— START OF MATERIAL —
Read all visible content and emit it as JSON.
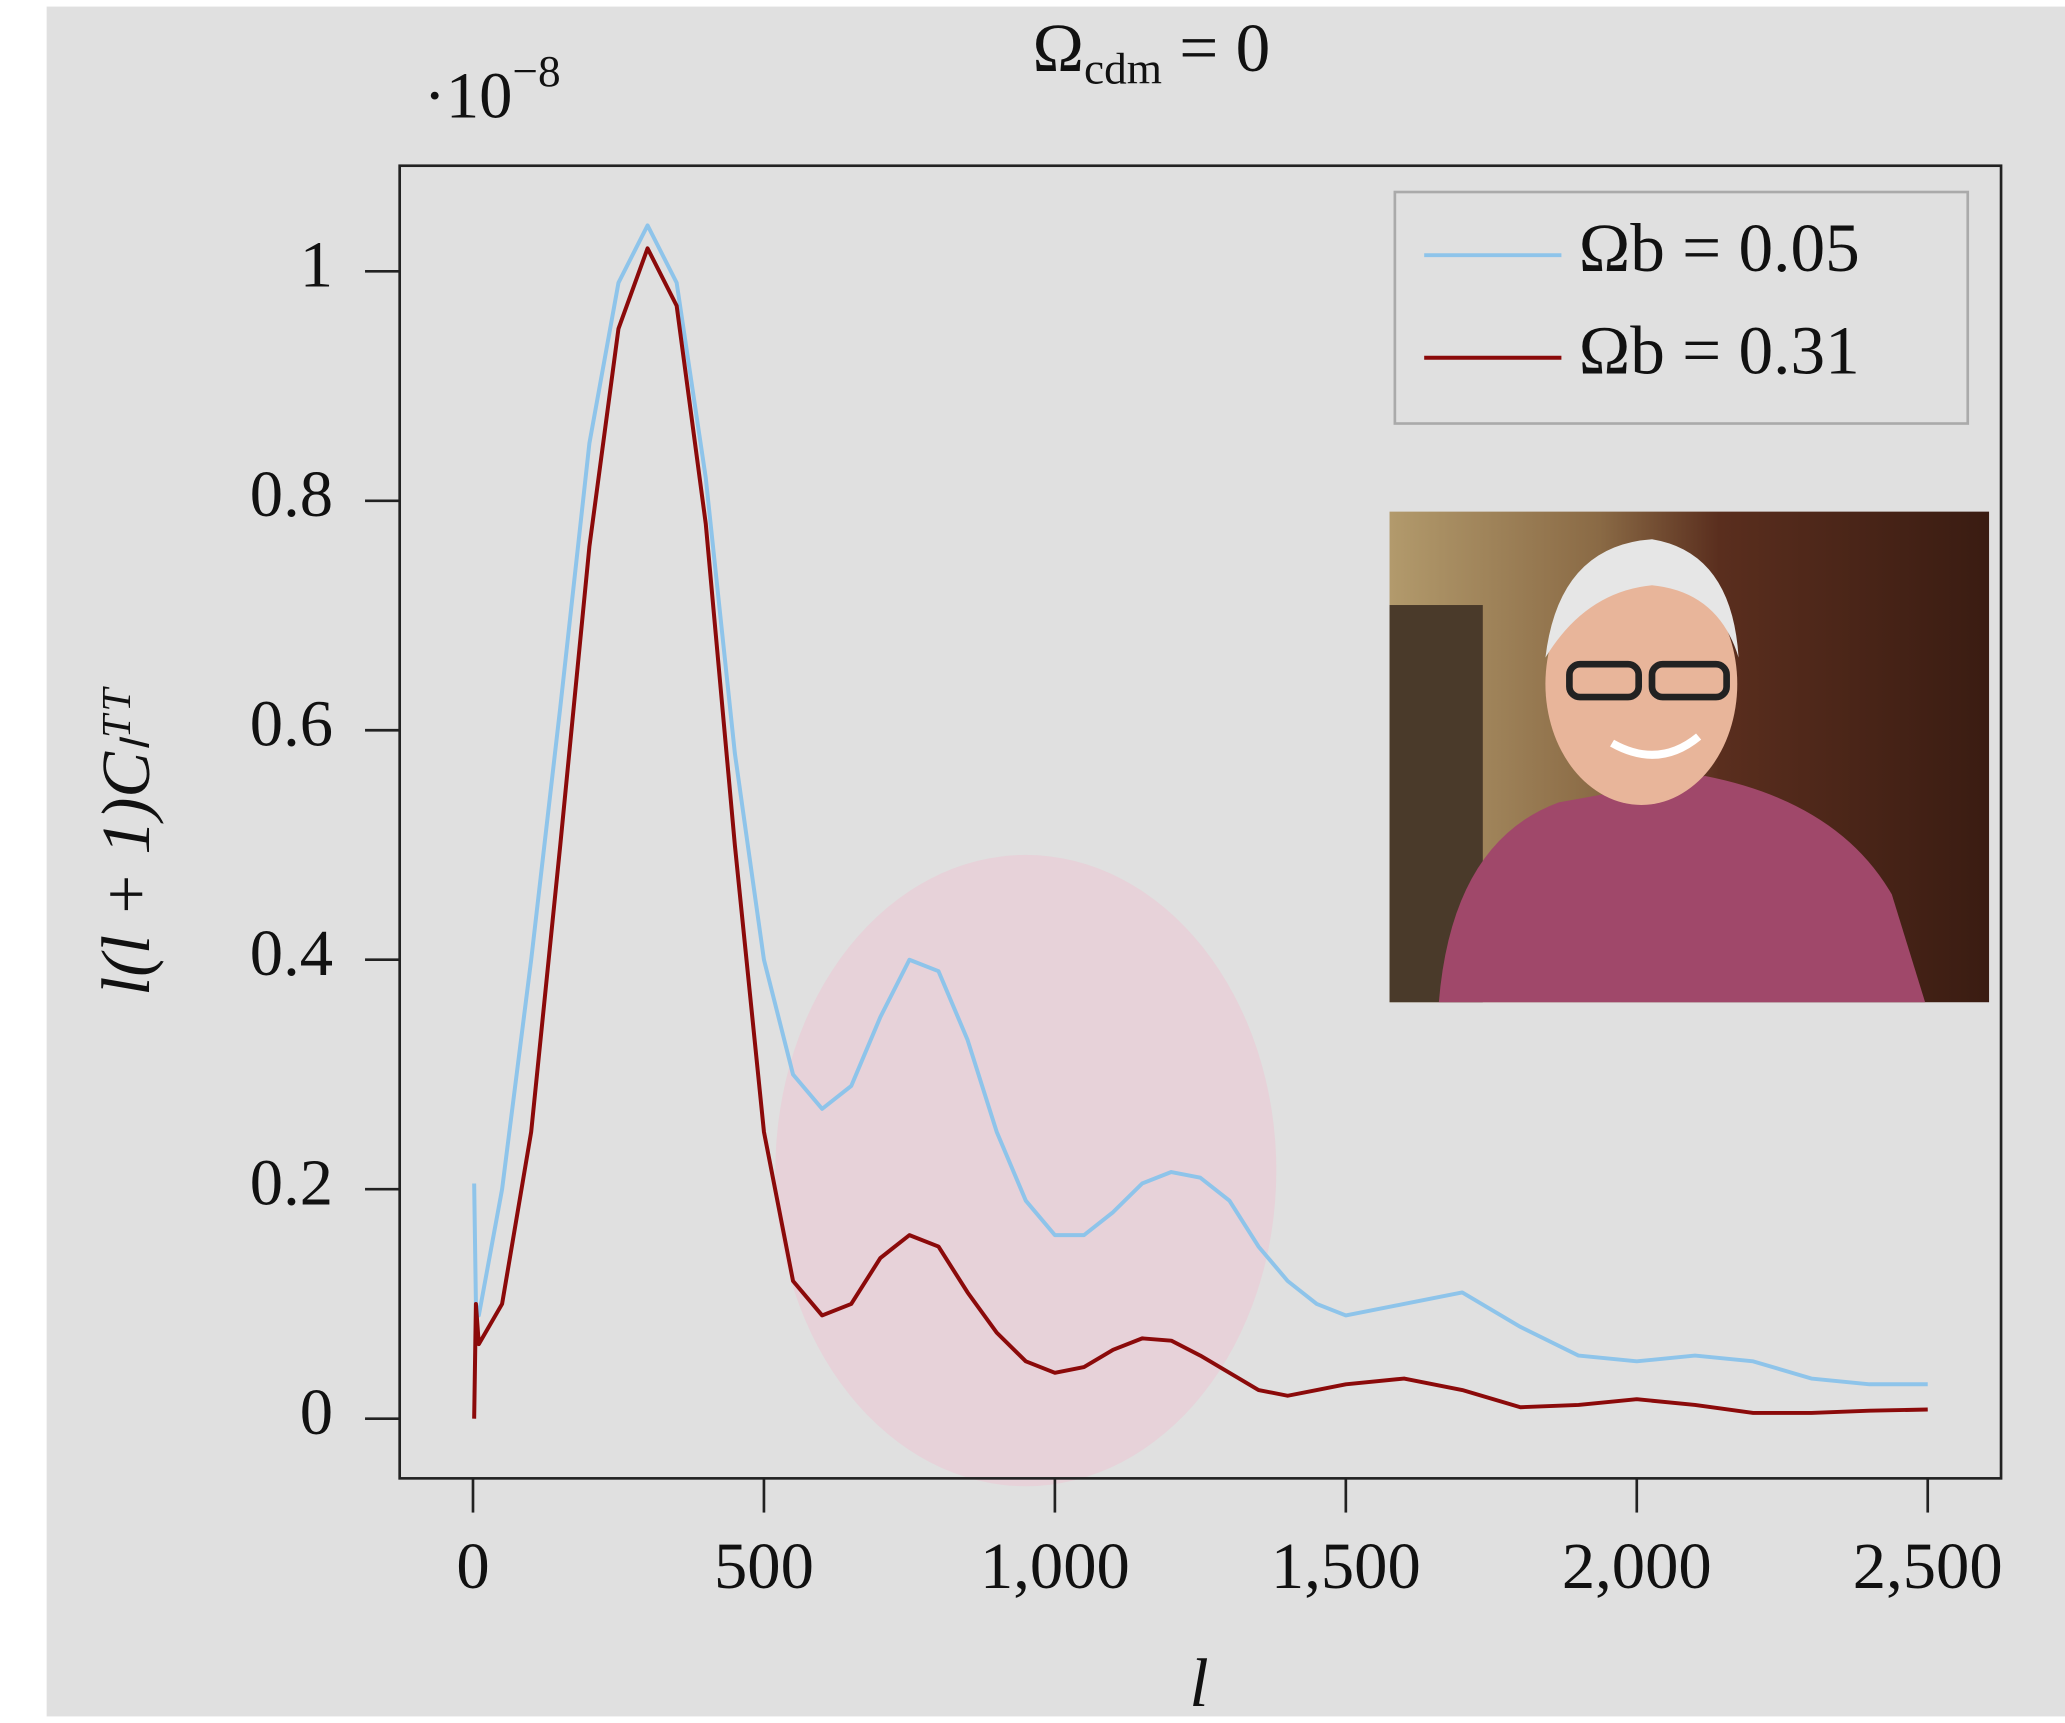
{
  "chart_data": {
    "type": "line",
    "title": {
      "symbol": "Ω",
      "subscript": "cdm",
      "rest": " = 0"
    },
    "y_multiplier": {
      "base": "·10",
      "exponent": "−8"
    },
    "x_label": "l",
    "y_label": "l(l + 1)Cₗᵀᵀ",
    "x": [
      2,
      5,
      10,
      50,
      100,
      150,
      200,
      250,
      300,
      350,
      400,
      450,
      500,
      550,
      600,
      650,
      700,
      750,
      800,
      850,
      900,
      950,
      1000,
      1050,
      1100,
      1150,
      1200,
      1250,
      1300,
      1350,
      1400,
      1450,
      1500,
      1600,
      1700,
      1800,
      1900,
      2000,
      2100,
      2200,
      2300,
      2400,
      2500
    ],
    "series": [
      {
        "name": "Ωb = 0.05",
        "color": "#8ec4ea",
        "values": [
          0.205,
          0.1,
          0.09,
          0.2,
          0.4,
          0.62,
          0.85,
          0.99,
          1.04,
          0.99,
          0.82,
          0.58,
          0.4,
          0.3,
          0.27,
          0.29,
          0.35,
          0.4,
          0.39,
          0.33,
          0.25,
          0.19,
          0.16,
          0.16,
          0.18,
          0.205,
          0.215,
          0.21,
          0.19,
          0.15,
          0.12,
          0.1,
          0.09,
          0.1,
          0.11,
          0.08,
          0.055,
          0.05,
          0.055,
          0.05,
          0.035,
          0.03,
          0.03
        ]
      },
      {
        "name": "Ωb = 0.31",
        "color": "#8b0a0a",
        "values": [
          0,
          0.1,
          0.065,
          0.1,
          0.25,
          0.5,
          0.76,
          0.95,
          1.02,
          0.97,
          0.78,
          0.5,
          0.25,
          0.12,
          0.09,
          0.1,
          0.14,
          0.16,
          0.15,
          0.11,
          0.075,
          0.05,
          0.04,
          0.045,
          0.06,
          0.07,
          0.068,
          0.055,
          0.04,
          0.025,
          0.02,
          0.025,
          0.03,
          0.035,
          0.025,
          0.01,
          0.012,
          0.017,
          0.012,
          0.005,
          0.005,
          0.007,
          0.008
        ]
      }
    ],
    "xlim": [
      -126,
      2626
    ],
    "ylim": [
      -0.052,
      1.092
    ],
    "xticks": [
      0,
      500,
      {
        "value": 1000,
        "label": "1,000"
      },
      {
        "value": 1500,
        "label": "1,500"
      },
      {
        "value": 2000,
        "label": "2,000"
      },
      {
        "value": 2500,
        "label": "2,500"
      }
    ],
    "yticks": [
      0,
      0.2,
      0.4,
      0.6,
      0.8,
      1
    ],
    "grid": false,
    "legend": "upper right"
  }
}
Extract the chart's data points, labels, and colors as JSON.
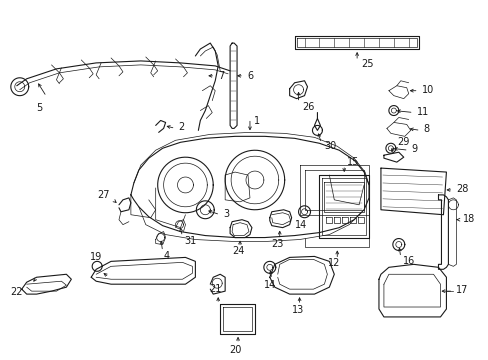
{
  "bg_color": "#ffffff",
  "line_color": "#1a1a1a",
  "label_color": "#000000",
  "fig_width": 4.89,
  "fig_height": 3.6,
  "dpi": 100
}
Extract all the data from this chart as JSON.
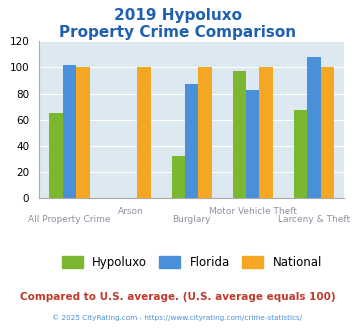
{
  "title_line1": "2019 Hypoluxo",
  "title_line2": "Property Crime Comparison",
  "title_color": "#2060b0",
  "categories": [
    "All Property Crime",
    "Arson",
    "Burglary",
    "Motor Vehicle Theft",
    "Larceny & Theft"
  ],
  "hypoluxo": [
    65,
    0,
    32,
    97,
    67
  ],
  "florida": [
    102,
    0,
    87,
    83,
    108
  ],
  "national": [
    100,
    100,
    100,
    100,
    100
  ],
  "hypoluxo_color": "#7cb82f",
  "florida_color": "#4a90d9",
  "national_color": "#f5a623",
  "ylim": [
    0,
    120
  ],
  "yticks": [
    0,
    20,
    40,
    60,
    80,
    100,
    120
  ],
  "background_color": "#dce9f0",
  "footer_text": "Compared to U.S. average. (U.S. average equals 100)",
  "footer_color": "#c0392b",
  "copyright_text": "© 2025 CityRating.com - https://www.cityrating.com/crime-statistics/",
  "copyright_color": "#4a90d9",
  "bar_width": 0.22,
  "xlabel_fontsize": 6.5,
  "ylabel_fontsize": 7.5,
  "legend_fontsize": 8.5,
  "title_fontsize_1": 11,
  "title_fontsize_2": 11
}
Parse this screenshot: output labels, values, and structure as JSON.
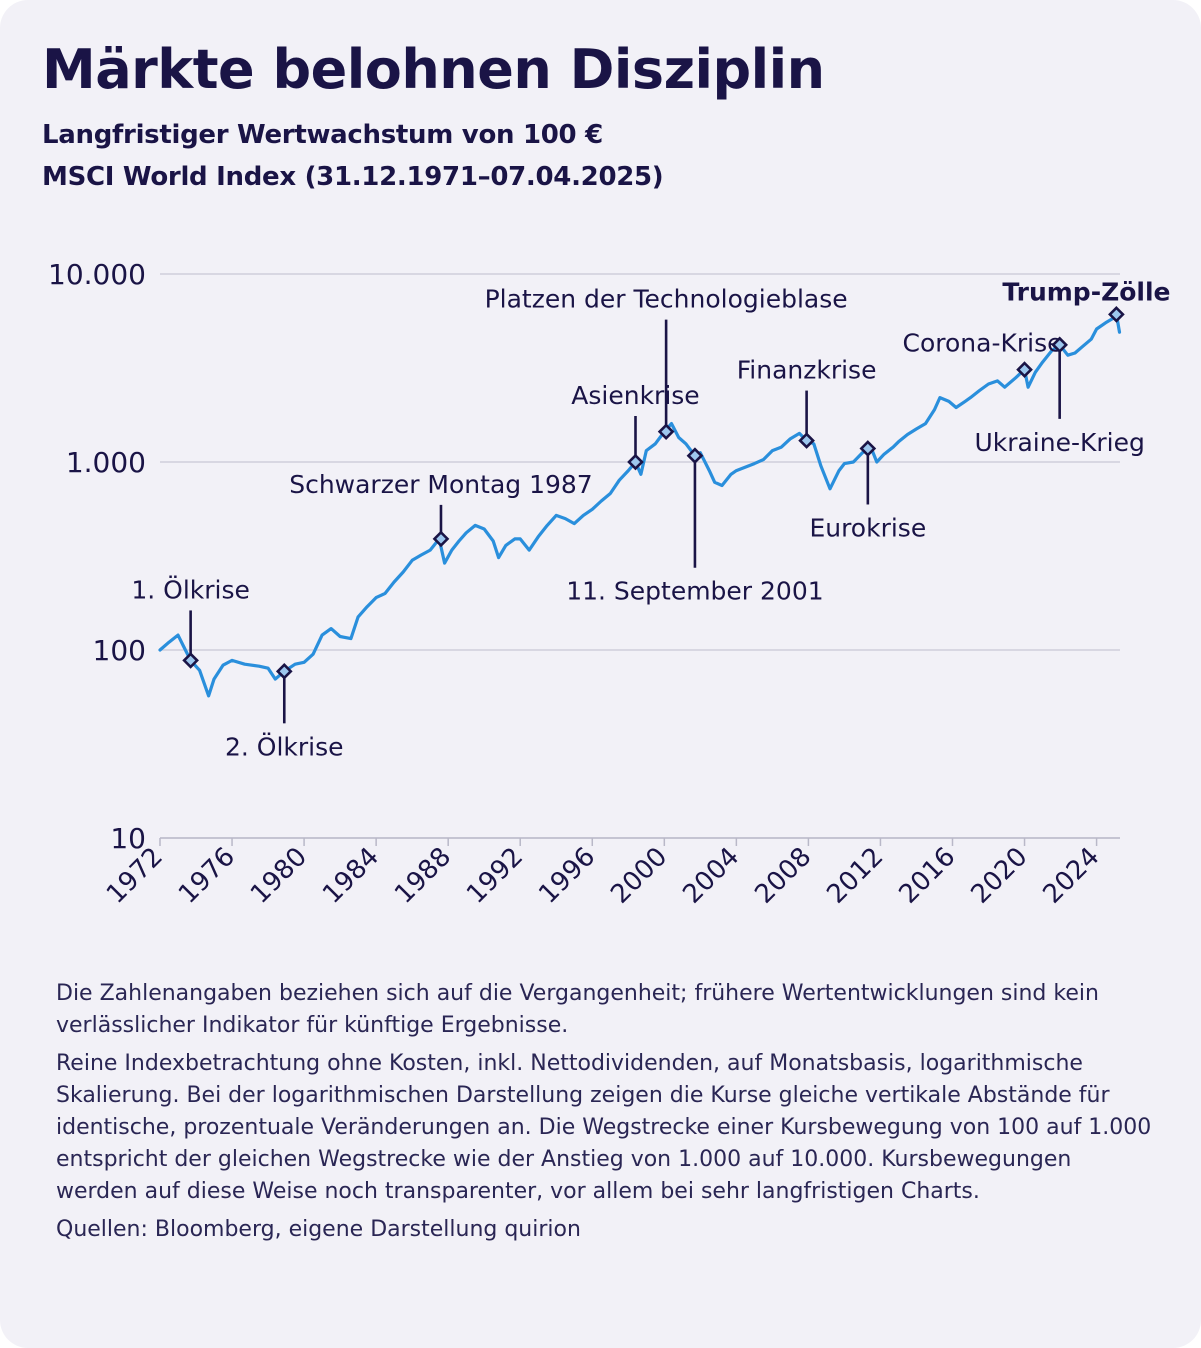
{
  "header": {
    "title": "Märkte belohnen Disziplin",
    "subtitle_line1": "Langfristiger Wertwachstum von 100 €",
    "subtitle_line2": "MSCI World Index (31.12.1971–07.04.2025)"
  },
  "chart_data": {
    "type": "line",
    "y_scale": "log",
    "ylim": [
      10,
      10000
    ],
    "y_ticks": [
      10,
      100,
      1000,
      10000
    ],
    "y_tick_labels": [
      "10",
      "100",
      "1.000",
      "10.000"
    ],
    "x_ticks": [
      1972,
      1976,
      1980,
      1984,
      1988,
      1992,
      1996,
      2000,
      2004,
      2008,
      2012,
      2016,
      2020,
      2024
    ],
    "xlim": [
      1972,
      2025.3
    ],
    "grid": true,
    "colors": {
      "line": "#2a8fdc",
      "grid": "#c9c8d6",
      "marker": "#1a1446",
      "marker_fill": "#9dc7ee"
    },
    "series": [
      {
        "values": [
          [
            1972.0,
            100
          ],
          [
            1972.5,
            110
          ],
          [
            1973.0,
            120
          ],
          [
            1973.3,
            105
          ],
          [
            1973.7,
            88
          ],
          [
            1974.2,
            78
          ],
          [
            1974.7,
            57
          ],
          [
            1975.0,
            70
          ],
          [
            1975.5,
            83
          ],
          [
            1976.0,
            88
          ],
          [
            1976.7,
            84
          ],
          [
            1977.5,
            82
          ],
          [
            1978.0,
            80
          ],
          [
            1978.4,
            70
          ],
          [
            1978.9,
            77
          ],
          [
            1979.5,
            84
          ],
          [
            1980.0,
            86
          ],
          [
            1980.5,
            95
          ],
          [
            1981.0,
            120
          ],
          [
            1981.5,
            130
          ],
          [
            1982.0,
            118
          ],
          [
            1982.6,
            115
          ],
          [
            1983.0,
            150
          ],
          [
            1983.5,
            170
          ],
          [
            1984.0,
            190
          ],
          [
            1984.5,
            200
          ],
          [
            1985.0,
            230
          ],
          [
            1985.5,
            260
          ],
          [
            1986.0,
            300
          ],
          [
            1986.5,
            320
          ],
          [
            1987.0,
            340
          ],
          [
            1987.5,
            390
          ],
          [
            1987.8,
            290
          ],
          [
            1988.2,
            340
          ],
          [
            1988.6,
            380
          ],
          [
            1989.0,
            420
          ],
          [
            1989.5,
            460
          ],
          [
            1990.0,
            440
          ],
          [
            1990.5,
            380
          ],
          [
            1990.8,
            310
          ],
          [
            1991.2,
            360
          ],
          [
            1991.7,
            390
          ],
          [
            1992.0,
            390
          ],
          [
            1992.5,
            340
          ],
          [
            1993.0,
            400
          ],
          [
            1993.5,
            460
          ],
          [
            1994.0,
            520
          ],
          [
            1994.5,
            500
          ],
          [
            1995.0,
            470
          ],
          [
            1995.5,
            520
          ],
          [
            1996.0,
            560
          ],
          [
            1996.5,
            620
          ],
          [
            1997.0,
            680
          ],
          [
            1997.5,
            800
          ],
          [
            1998.0,
            900
          ],
          [
            1998.4,
            1000
          ],
          [
            1998.7,
            860
          ],
          [
            1999.0,
            1150
          ],
          [
            1999.5,
            1250
          ],
          [
            2000.0,
            1450
          ],
          [
            2000.4,
            1600
          ],
          [
            2000.8,
            1350
          ],
          [
            2001.2,
            1250
          ],
          [
            2001.7,
            1080
          ],
          [
            2002.0,
            1120
          ],
          [
            2002.5,
            900
          ],
          [
            2002.8,
            780
          ],
          [
            2003.2,
            750
          ],
          [
            2003.7,
            860
          ],
          [
            2004.0,
            900
          ],
          [
            2004.5,
            940
          ],
          [
            2005.0,
            980
          ],
          [
            2005.5,
            1030
          ],
          [
            2006.0,
            1150
          ],
          [
            2006.5,
            1200
          ],
          [
            2007.0,
            1330
          ],
          [
            2007.5,
            1420
          ],
          [
            2007.9,
            1300
          ],
          [
            2008.3,
            1250
          ],
          [
            2008.7,
            950
          ],
          [
            2009.2,
            720
          ],
          [
            2009.7,
            900
          ],
          [
            2010.0,
            980
          ],
          [
            2010.5,
            1000
          ],
          [
            2011.0,
            1120
          ],
          [
            2011.5,
            1180
          ],
          [
            2011.8,
            1000
          ],
          [
            2012.2,
            1100
          ],
          [
            2012.7,
            1200
          ],
          [
            2013.0,
            1280
          ],
          [
            2013.5,
            1400
          ],
          [
            2014.0,
            1500
          ],
          [
            2014.5,
            1600
          ],
          [
            2015.0,
            1900
          ],
          [
            2015.3,
            2200
          ],
          [
            2015.8,
            2100
          ],
          [
            2016.2,
            1950
          ],
          [
            2016.7,
            2100
          ],
          [
            2017.0,
            2200
          ],
          [
            2017.5,
            2400
          ],
          [
            2018.0,
            2600
          ],
          [
            2018.5,
            2700
          ],
          [
            2018.9,
            2500
          ],
          [
            2019.5,
            2800
          ],
          [
            2020.0,
            3100
          ],
          [
            2020.2,
            2500
          ],
          [
            2020.6,
            3000
          ],
          [
            2021.0,
            3400
          ],
          [
            2021.5,
            3900
          ],
          [
            2021.95,
            4200
          ],
          [
            2022.4,
            3700
          ],
          [
            2022.8,
            3800
          ],
          [
            2023.2,
            4100
          ],
          [
            2023.7,
            4500
          ],
          [
            2024.0,
            5100
          ],
          [
            2024.5,
            5500
          ],
          [
            2024.9,
            5800
          ],
          [
            2025.1,
            6100
          ],
          [
            2025.27,
            4900
          ]
        ]
      }
    ],
    "events": [
      {
        "label": "1. Ölkrise",
        "x": 1973.7,
        "y": 88,
        "label_pos": "above"
      },
      {
        "label": "2. Ölkrise",
        "x": 1978.9,
        "y": 77,
        "label_pos": "below"
      },
      {
        "label": "Schwarzer Montag 1987",
        "x": 1987.6,
        "y": 390,
        "label_pos": "above"
      },
      {
        "label": "Asienkrise",
        "x": 1998.4,
        "y": 1000,
        "label_pos": "above"
      },
      {
        "label": "Platzen der Technologieblase",
        "x": 2000.1,
        "y": 1450,
        "label_pos": "above"
      },
      {
        "label": "11. September 2001",
        "x": 2001.7,
        "y": 1080,
        "label_pos": "below"
      },
      {
        "label": "Finanzkrise",
        "x": 2007.9,
        "y": 1300,
        "label_pos": "above"
      },
      {
        "label": "Eurokrise",
        "x": 2011.3,
        "y": 1180,
        "label_pos": "below"
      },
      {
        "label": "Corona-Krise",
        "x": 2020.0,
        "y": 3100,
        "label_pos": "above"
      },
      {
        "label": "Ukraine-Krieg",
        "x": 2021.95,
        "y": 4200,
        "label_pos": "below"
      },
      {
        "label": "Trump-Zölle",
        "x": 2025.1,
        "y": 6100,
        "label_pos": "above",
        "bold": true
      }
    ]
  },
  "notes": {
    "p1": "Die Zahlenangaben beziehen sich auf die Vergangenheit; frühere Wertentwicklungen sind kein verlässlicher Indikator für künftige Ergebnisse.",
    "p2": "Reine Indexbetrachtung ohne Kosten, inkl. Nettodividenden, auf Monatsbasis, logarithmische Skalierung. Bei der logarithmischen Darstellung zeigen die Kurse gleiche vertikale Abstände für identische, prozentuale Veränderungen an. Die Wegstrecke einer Kursbewegung von 100 auf 1.000 entspricht der gleichen Wegstrecke wie der Anstieg von 1.000 auf 10.000. Kursbewegungen werden auf diese Weise noch transparenter, vor allem bei sehr langfristigen Charts.",
    "p3": "Quellen: Bloomberg, eigene Darstellung quirion"
  }
}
— END OF MATERIAL —
__YOUR OBJECTIVE__: Show, from the material above, each line that includes the string "JSON".

__ANSWER BELOW__:
Read all visible content and emit it as JSON.
Extract the chart's data points, labels, and colors as JSON.
Extract all the data from this chart as JSON.
Parse this screenshot: output labels, values, and structure as JSON.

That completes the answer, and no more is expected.